start Listed entries

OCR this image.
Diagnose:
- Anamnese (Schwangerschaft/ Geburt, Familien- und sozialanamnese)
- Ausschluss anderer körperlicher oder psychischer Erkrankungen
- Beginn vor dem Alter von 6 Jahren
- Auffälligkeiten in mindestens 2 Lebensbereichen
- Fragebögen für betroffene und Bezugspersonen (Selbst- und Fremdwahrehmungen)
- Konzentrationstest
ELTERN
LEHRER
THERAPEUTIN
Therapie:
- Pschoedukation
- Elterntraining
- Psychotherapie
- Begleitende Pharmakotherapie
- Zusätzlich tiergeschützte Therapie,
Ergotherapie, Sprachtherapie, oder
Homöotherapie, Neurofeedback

end Listed entries

**Given request**
Give all the records again. Match them exactly.

**Finished task**
OCR this image.
Diagnose:
- Anamnese (Schwangerschaft/ Geburt, Familien- und sozialanamnese)
- Ausschluss anderer körperlicher oder psychischer Erkrankungen
- Beginn vor dem Alter von 6 Jahren
- Auffälligkeiten in mindestens 2 Lebensbereichen
- Fragebögen für betroffene und Bezugspersonen (Selbst- und Fremdwahrehmungen)
- Konzentrationstest
ELTERN
LEHRER
THERAPEUTIN
Therapie:
- Pschoedukation
- Elterntraining
- Psychotherapie
- Begleitende Pharmakotherapie
- Zusätzlich tiergeschützte Therapie,
Ergotherapie, Sprachtherapie, oder
Homöotherapie, Neurofeedback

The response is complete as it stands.